##### Records supplied #####

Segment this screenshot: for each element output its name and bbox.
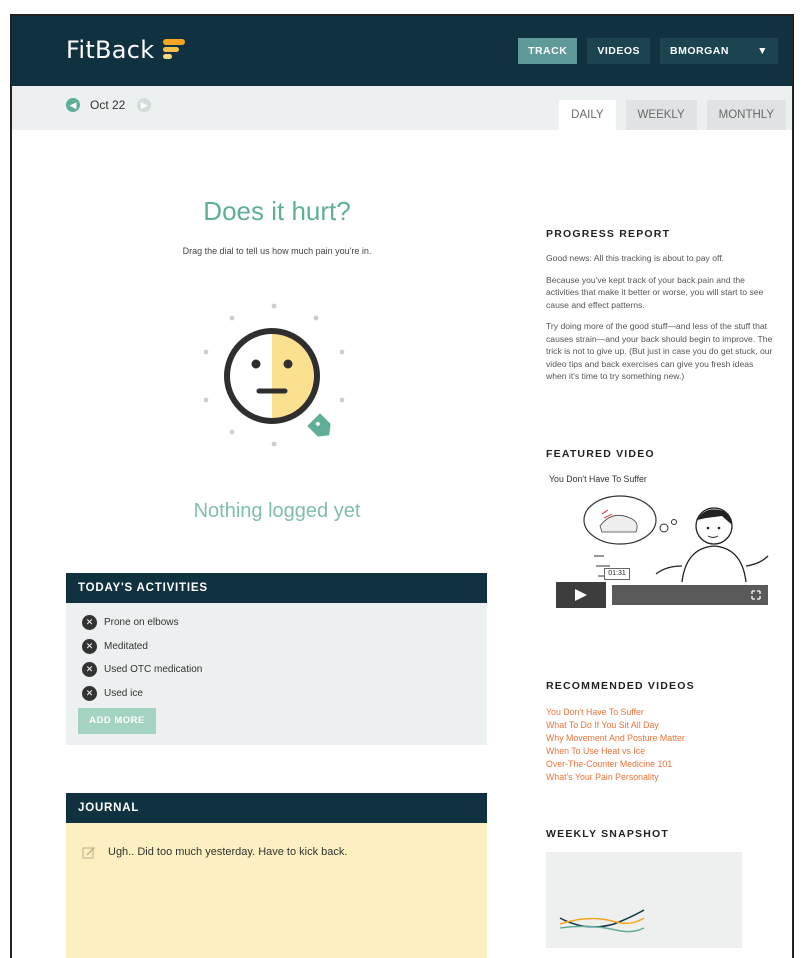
remove-icon[interactable]: ✕	[82, 686, 97, 701]
progress-report-heading: PROGRESS REPORT	[546, 228, 671, 240]
weekly-snapshot-chart[interactable]	[546, 852, 742, 948]
date-toolbar: ◀ Oct 22 ▶ DAILY WEEKLY MONTHLY	[12, 86, 792, 130]
video-thumbnail-illustration	[583, 495, 769, 583]
journal-entry[interactable]: Ugh.. Did too much yesterday. Have to ki…	[82, 845, 347, 859]
video-time: 01:31	[604, 568, 630, 580]
pain-dial[interactable]	[192, 296, 352, 466]
tab-daily[interactable]: DAILY	[559, 100, 616, 130]
date-navigator: ◀ Oct 22 ▶	[66, 98, 152, 112]
tab-monthly[interactable]: MONTHLY	[706, 100, 786, 130]
journal-panel[interactable]: Ugh.. Did too much yesterday. Have to ki…	[66, 823, 487, 958]
video-controls: 01:31	[556, 568, 772, 608]
add-more-button[interactable]: ADD MORE	[78, 708, 156, 734]
main-nav: TRACK VIDEOS BMORGAN ▼	[508, 38, 778, 64]
progress-report-text: Good news: All this tracking is about to…	[546, 252, 774, 392]
current-date: Oct 22	[90, 98, 126, 112]
featured-video-player[interactable]: 01:31	[556, 486, 772, 608]
featured-video-title: You Don't Have To Suffer	[549, 474, 647, 484]
nav-track-button[interactable]: TRACK	[518, 38, 578, 64]
journal-header: JOURNAL	[66, 793, 487, 823]
next-day-icon[interactable]: ▶	[137, 98, 152, 112]
top-navigation-bar: FitBack TRACK VIDEOS BMORGAN ▼	[12, 16, 792, 86]
video-link[interactable]: What To Do If You Sit All Day	[546, 719, 685, 732]
play-icon	[575, 589, 587, 601]
remove-icon[interactable]: ✕	[82, 662, 97, 677]
activity-label: Used OTC medication	[104, 664, 203, 675]
progress-paragraph: Try doing more of the good stuff—and les…	[546, 321, 773, 381]
pain-question-title: Does it hurt?	[203, 196, 351, 226]
featured-video-heading: FEATURED VIDEO	[546, 448, 655, 460]
progress-paragraph: Good news: All this tracking is about to…	[546, 253, 725, 263]
activities-panel: ✕ Prone on elbows ✕ Meditated ✕ Used OTC…	[66, 603, 487, 745]
activity-item: ✕ Used OTC medication	[82, 662, 202, 677]
log-status-message: Nothing logged yet	[193, 500, 361, 522]
weekly-snapshot-heading: WEEKLY SNAPSHOT	[546, 828, 670, 840]
activity-item: ✕ Used ice	[82, 686, 143, 701]
snapshot-sparklines	[559, 909, 645, 933]
video-link[interactable]: Why Movement And Posture Matter	[546, 732, 685, 745]
period-tabs: DAILY WEEKLY MONTHLY	[549, 100, 786, 130]
activities-header: TODAY'S ACTIVITIES	[66, 573, 487, 603]
recommended-videos-heading: RECOMMENDED VIDEOS	[546, 680, 695, 692]
video-link[interactable]: What's Your Pain Personality	[546, 771, 685, 784]
play-button[interactable]	[556, 582, 606, 608]
pain-dial-graphic	[203, 303, 345, 447]
brand-name: FitBack	[66, 36, 155, 64]
fullscreen-icon[interactable]	[612, 585, 768, 605]
journal-entry-text: Ugh.. Did too much yesterday. Have to ki…	[108, 846, 348, 858]
previous-day-icon[interactable]: ◀	[66, 98, 80, 112]
logo-stripes-icon	[162, 39, 185, 59]
recommended-videos-list: You Don't Have To Suffer What To Do If Y…	[546, 706, 685, 784]
activity-item: ✕ Meditated	[82, 639, 148, 654]
tab-weekly[interactable]: WEEKLY	[625, 100, 697, 130]
activity-label: Prone on elbows	[104, 617, 179, 628]
activity-item: ✕ Prone on elbows	[82, 615, 179, 630]
chevron-down-icon: ▼	[757, 45, 768, 57]
pencil-icon	[82, 847, 95, 859]
nav-videos-button[interactable]: VIDEOS	[587, 38, 650, 64]
activity-label: Meditated	[104, 641, 148, 652]
video-link[interactable]: You Don't Have To Suffer	[546, 706, 685, 719]
user-name: BMORGAN	[670, 45, 729, 57]
video-seek-bar[interactable]	[612, 585, 768, 605]
user-menu-button[interactable]: BMORGAN ▼	[660, 38, 778, 64]
remove-icon[interactable]: ✕	[82, 615, 97, 630]
app-window: FitBack TRACK VIDEOS BMORGAN ▼ ◀ Oct 22 …	[10, 14, 794, 958]
brand-logo[interactable]: FitBack	[66, 36, 189, 64]
progress-paragraph: Because you've kept track of your back p…	[546, 274, 764, 310]
remove-icon[interactable]: ✕	[82, 639, 97, 654]
pain-instruction: Drag the dial to tell us how much pain y…	[182, 246, 372, 256]
video-link[interactable]: Over-The-Counter Medicine 101	[546, 758, 685, 771]
video-link[interactable]: When To Use Heat vs Ice	[546, 745, 685, 758]
activity-label: Used ice	[104, 688, 143, 699]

#####

Given instruction: Tally the lines in the listing above that contain the string "Meditated", matching case exactly, and give only the number.

Response to the exercise: 3